_SHORT TASK_
Print every entry, word for word, and skip the images.
--- START ENTRIES ---
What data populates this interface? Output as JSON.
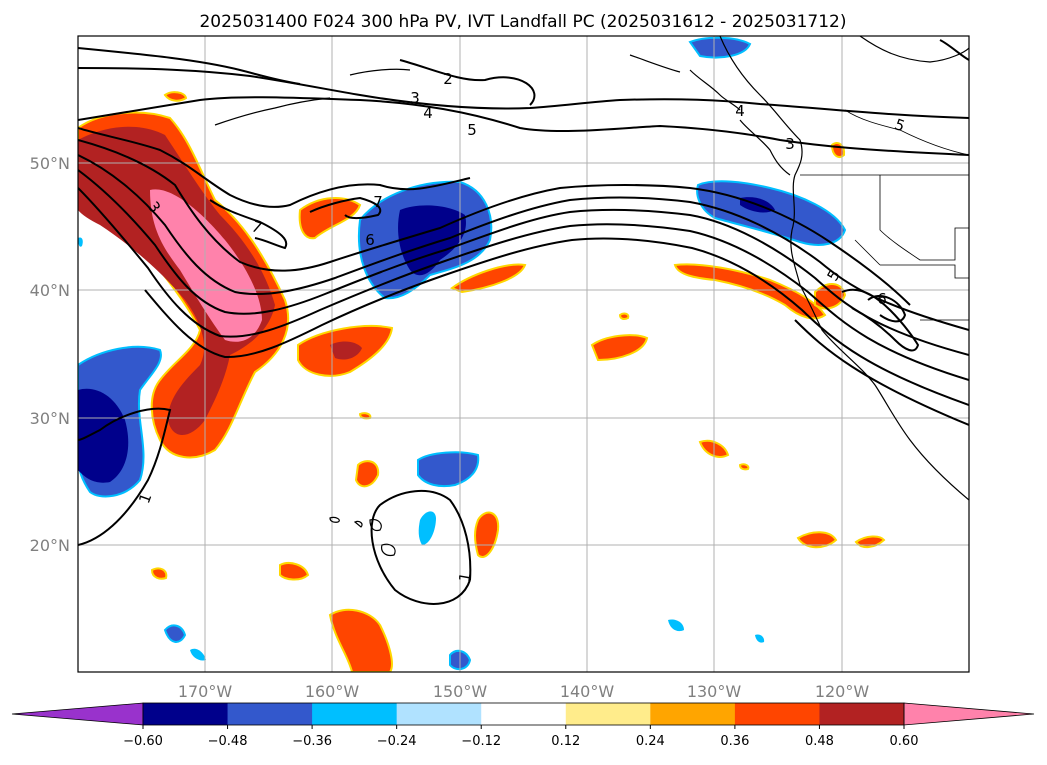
{
  "title": "2025031400 F024 300 hPa PV, IVT Landfall PC (2025031612 - 2025031712)",
  "map": {
    "projection": "PlateCarree",
    "lon_range": [
      -180,
      -110
    ],
    "lat_range": [
      10,
      60
    ],
    "lon_ticks": [
      {
        "value": -170,
        "label": "170°W"
      },
      {
        "value": -160,
        "label": "160°W"
      },
      {
        "value": -150,
        "label": "150°W"
      },
      {
        "value": -140,
        "label": "140°W"
      },
      {
        "value": -130,
        "label": "130°W"
      },
      {
        "value": -120,
        "label": "120°W"
      }
    ],
    "lat_ticks": [
      {
        "value": 20,
        "label": "20°N"
      },
      {
        "value": 30,
        "label": "30°N"
      },
      {
        "value": 40,
        "label": "40°N"
      },
      {
        "value": 50,
        "label": "50°N"
      }
    ],
    "gridlines": true,
    "coastlines": true
  },
  "colorbar": {
    "extend": "both",
    "levels": [
      -0.6,
      -0.48,
      -0.36,
      -0.24,
      -0.12,
      0.12,
      0.24,
      0.36,
      0.48,
      0.6
    ],
    "tick_labels": [
      "−0.60",
      "−0.48",
      "−0.36",
      "−0.24",
      "−0.12",
      "0.12",
      "0.24",
      "0.36",
      "0.48",
      "0.60"
    ],
    "colors": [
      "#9932cc",
      "#00008b",
      "#3358cc",
      "#00bfff",
      "#b0e2ff",
      "#ffffff",
      "#ffec8b",
      "#ffa500",
      "#ff4500",
      "#b22222",
      "#ff82ab"
    ]
  },
  "contours": {
    "variable": "300 hPa PV",
    "labels": [
      "1",
      "1",
      "2",
      "3",
      "3",
      "3",
      "4",
      "4",
      "5",
      "5",
      "5",
      "6",
      "6",
      "7",
      "7"
    ]
  }
}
--- END ENTRIES ---
_OUTPUT OF THE TASK_
What data populates this interface? Output as JSON.
{
  "title": "2025031400 F024 300 hPa PV, IVT Landfall PC (2025031612 - 2025031712)",
  "map": {
    "projection": "PlateCarree",
    "lon_range": [
      -180,
      -110
    ],
    "lat_range": [
      10,
      60
    ],
    "lon_ticks": [
      {
        "value": -170,
        "label": "170°W"
      },
      {
        "value": -160,
        "label": "160°W"
      },
      {
        "value": -150,
        "label": "150°W"
      },
      {
        "value": -140,
        "label": "140°W"
      },
      {
        "value": -130,
        "label": "130°W"
      },
      {
        "value": -120,
        "label": "120°W"
      }
    ],
    "lat_ticks": [
      {
        "value": 20,
        "label": "20°N"
      },
      {
        "value": 30,
        "label": "30°N"
      },
      {
        "value": 40,
        "label": "40°N"
      },
      {
        "value": 50,
        "label": "50°N"
      }
    ],
    "gridlines": true,
    "coastlines": true
  },
  "colorbar": {
    "extend": "both",
    "levels": [
      -0.6,
      -0.48,
      -0.36,
      -0.24,
      -0.12,
      0.12,
      0.24,
      0.36,
      0.48,
      0.6
    ],
    "tick_labels": [
      "−0.60",
      "−0.48",
      "−0.36",
      "−0.24",
      "−0.12",
      "0.12",
      "0.24",
      "0.36",
      "0.48",
      "0.60"
    ],
    "colors": [
      "#9932cc",
      "#00008b",
      "#3358cc",
      "#00bfff",
      "#b0e2ff",
      "#ffffff",
      "#ffec8b",
      "#ffa500",
      "#ff4500",
      "#b22222",
      "#ff82ab"
    ]
  },
  "contours": {
    "variable": "300 hPa PV",
    "labels": [
      "1",
      "1",
      "2",
      "3",
      "3",
      "3",
      "4",
      "4",
      "5",
      "5",
      "5",
      "6",
      "6",
      "7",
      "7"
    ]
  }
}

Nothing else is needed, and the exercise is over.